>>>
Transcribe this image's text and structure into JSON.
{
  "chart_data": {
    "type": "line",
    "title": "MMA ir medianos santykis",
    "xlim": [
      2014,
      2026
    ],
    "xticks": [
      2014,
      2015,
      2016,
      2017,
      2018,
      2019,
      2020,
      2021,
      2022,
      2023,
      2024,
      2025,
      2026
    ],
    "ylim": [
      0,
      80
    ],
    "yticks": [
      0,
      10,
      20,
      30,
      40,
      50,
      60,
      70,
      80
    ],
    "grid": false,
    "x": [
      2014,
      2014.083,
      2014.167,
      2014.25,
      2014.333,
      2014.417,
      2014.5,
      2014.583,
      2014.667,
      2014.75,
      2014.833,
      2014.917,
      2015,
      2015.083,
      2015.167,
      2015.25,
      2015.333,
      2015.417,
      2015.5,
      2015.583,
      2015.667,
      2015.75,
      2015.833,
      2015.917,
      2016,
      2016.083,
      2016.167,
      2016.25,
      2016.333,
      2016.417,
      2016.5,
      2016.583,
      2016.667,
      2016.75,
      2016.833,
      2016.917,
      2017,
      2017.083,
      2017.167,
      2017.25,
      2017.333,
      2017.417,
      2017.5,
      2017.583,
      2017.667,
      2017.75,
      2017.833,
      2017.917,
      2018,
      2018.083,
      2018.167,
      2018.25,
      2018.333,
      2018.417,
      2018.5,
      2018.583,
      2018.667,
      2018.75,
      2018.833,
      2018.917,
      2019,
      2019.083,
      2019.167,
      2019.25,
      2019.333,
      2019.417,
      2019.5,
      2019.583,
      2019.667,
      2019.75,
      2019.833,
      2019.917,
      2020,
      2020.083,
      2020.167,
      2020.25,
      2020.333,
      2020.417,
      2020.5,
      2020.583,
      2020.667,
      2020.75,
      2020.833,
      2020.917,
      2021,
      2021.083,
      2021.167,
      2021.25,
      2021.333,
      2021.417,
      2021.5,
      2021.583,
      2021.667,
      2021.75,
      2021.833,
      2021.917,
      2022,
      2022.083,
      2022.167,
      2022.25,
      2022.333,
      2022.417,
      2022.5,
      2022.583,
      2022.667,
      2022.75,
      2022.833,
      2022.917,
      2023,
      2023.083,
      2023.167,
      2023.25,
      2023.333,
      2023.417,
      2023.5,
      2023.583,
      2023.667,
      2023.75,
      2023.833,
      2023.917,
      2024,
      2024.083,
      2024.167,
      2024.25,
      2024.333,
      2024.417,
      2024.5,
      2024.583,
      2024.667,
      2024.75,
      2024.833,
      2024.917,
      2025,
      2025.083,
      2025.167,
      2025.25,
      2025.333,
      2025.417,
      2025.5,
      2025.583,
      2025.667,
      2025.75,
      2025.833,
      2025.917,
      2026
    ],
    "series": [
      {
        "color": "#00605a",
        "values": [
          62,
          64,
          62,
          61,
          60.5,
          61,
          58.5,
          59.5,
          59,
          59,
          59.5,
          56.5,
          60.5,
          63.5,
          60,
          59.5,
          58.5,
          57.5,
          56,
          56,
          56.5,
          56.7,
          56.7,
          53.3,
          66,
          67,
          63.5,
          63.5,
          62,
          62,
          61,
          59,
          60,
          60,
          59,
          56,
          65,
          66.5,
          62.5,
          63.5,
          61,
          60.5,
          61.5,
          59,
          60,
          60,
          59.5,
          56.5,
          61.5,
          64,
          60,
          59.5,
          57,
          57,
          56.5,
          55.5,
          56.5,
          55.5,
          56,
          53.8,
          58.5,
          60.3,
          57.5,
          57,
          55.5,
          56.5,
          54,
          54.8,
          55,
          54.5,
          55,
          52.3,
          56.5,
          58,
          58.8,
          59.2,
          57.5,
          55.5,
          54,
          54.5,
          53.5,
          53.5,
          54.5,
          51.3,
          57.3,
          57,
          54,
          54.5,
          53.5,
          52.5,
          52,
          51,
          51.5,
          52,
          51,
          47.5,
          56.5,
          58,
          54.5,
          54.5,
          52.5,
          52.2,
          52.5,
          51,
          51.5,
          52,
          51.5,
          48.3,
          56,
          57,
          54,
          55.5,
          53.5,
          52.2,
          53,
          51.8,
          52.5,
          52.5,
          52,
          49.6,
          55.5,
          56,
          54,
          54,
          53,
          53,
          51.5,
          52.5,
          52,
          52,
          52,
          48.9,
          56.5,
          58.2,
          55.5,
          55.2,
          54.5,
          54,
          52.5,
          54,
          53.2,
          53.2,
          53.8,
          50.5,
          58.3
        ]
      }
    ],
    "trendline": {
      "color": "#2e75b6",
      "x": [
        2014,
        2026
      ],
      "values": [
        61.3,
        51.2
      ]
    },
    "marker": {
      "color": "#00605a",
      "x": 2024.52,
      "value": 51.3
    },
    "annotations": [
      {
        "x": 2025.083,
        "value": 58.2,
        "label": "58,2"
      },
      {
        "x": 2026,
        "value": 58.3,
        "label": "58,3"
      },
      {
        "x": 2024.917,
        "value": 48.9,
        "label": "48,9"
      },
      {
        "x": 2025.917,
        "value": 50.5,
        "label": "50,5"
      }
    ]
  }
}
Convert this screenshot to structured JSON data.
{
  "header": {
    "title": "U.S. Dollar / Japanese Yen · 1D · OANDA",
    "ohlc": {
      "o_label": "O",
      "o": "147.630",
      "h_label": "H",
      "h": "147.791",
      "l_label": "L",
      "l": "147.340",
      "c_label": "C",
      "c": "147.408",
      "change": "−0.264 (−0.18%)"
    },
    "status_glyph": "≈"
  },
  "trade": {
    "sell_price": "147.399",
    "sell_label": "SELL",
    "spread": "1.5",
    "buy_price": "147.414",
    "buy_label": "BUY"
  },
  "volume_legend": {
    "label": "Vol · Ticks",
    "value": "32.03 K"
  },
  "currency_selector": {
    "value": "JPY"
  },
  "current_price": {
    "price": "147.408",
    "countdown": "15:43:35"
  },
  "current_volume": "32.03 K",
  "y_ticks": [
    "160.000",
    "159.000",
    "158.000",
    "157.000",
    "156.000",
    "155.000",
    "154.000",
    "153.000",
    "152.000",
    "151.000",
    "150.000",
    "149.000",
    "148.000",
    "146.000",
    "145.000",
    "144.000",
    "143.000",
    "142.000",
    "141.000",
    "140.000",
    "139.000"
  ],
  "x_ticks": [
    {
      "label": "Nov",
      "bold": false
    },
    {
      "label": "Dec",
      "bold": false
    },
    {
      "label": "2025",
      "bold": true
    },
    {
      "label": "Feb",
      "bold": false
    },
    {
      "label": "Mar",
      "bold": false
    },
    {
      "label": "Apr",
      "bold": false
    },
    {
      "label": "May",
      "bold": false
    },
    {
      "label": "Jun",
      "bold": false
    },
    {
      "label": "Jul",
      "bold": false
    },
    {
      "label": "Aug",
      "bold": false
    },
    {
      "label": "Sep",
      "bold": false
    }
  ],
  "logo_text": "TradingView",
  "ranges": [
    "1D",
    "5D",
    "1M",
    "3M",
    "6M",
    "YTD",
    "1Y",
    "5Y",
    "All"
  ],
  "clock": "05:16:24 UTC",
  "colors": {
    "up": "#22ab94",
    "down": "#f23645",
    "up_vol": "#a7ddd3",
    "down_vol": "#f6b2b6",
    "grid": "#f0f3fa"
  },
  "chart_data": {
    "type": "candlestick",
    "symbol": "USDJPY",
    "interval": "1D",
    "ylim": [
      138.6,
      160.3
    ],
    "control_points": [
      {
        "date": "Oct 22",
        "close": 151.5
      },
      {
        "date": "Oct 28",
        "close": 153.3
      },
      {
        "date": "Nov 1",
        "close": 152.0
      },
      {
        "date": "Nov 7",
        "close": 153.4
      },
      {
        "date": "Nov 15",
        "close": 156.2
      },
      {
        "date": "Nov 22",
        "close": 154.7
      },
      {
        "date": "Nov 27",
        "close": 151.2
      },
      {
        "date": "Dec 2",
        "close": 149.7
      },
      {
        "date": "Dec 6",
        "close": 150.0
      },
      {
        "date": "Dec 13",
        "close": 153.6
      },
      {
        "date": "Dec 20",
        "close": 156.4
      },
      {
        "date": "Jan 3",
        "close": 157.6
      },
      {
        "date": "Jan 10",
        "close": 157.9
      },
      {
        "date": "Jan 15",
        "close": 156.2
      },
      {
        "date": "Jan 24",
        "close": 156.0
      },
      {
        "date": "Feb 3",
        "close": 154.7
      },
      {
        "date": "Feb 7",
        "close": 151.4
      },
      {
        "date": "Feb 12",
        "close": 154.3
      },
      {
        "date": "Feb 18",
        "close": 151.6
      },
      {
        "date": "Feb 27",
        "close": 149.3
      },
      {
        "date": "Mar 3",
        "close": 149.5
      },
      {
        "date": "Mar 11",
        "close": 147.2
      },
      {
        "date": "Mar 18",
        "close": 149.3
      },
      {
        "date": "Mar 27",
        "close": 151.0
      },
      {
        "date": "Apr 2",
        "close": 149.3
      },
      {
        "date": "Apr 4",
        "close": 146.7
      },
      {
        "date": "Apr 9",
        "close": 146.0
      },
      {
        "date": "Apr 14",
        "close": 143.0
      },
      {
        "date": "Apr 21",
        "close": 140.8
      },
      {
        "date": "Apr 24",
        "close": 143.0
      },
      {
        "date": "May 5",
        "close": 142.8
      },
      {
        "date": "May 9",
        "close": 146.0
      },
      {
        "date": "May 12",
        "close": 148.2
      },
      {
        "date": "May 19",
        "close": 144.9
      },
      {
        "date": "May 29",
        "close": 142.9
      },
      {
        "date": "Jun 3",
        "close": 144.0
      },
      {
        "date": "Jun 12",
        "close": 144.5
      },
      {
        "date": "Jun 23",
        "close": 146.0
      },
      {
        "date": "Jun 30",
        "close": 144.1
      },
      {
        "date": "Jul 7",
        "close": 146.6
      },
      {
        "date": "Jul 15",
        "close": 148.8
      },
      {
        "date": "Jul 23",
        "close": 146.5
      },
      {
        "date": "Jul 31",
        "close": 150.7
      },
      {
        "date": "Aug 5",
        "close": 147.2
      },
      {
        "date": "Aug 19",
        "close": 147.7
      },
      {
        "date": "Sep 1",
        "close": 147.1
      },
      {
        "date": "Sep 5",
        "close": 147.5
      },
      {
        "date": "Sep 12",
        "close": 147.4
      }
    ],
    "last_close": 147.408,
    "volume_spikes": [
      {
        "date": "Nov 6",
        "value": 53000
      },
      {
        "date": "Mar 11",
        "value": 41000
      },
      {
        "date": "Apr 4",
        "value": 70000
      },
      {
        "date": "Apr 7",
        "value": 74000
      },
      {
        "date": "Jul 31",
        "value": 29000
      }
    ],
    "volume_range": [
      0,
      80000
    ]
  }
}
<<<
→ Task requirements
Identify each line in the records above that contains the word "this", and copy it out in full.

→ Answer in full
Transcribe this image's text and structure into JSON.
Convert this screenshot to structured JSON data.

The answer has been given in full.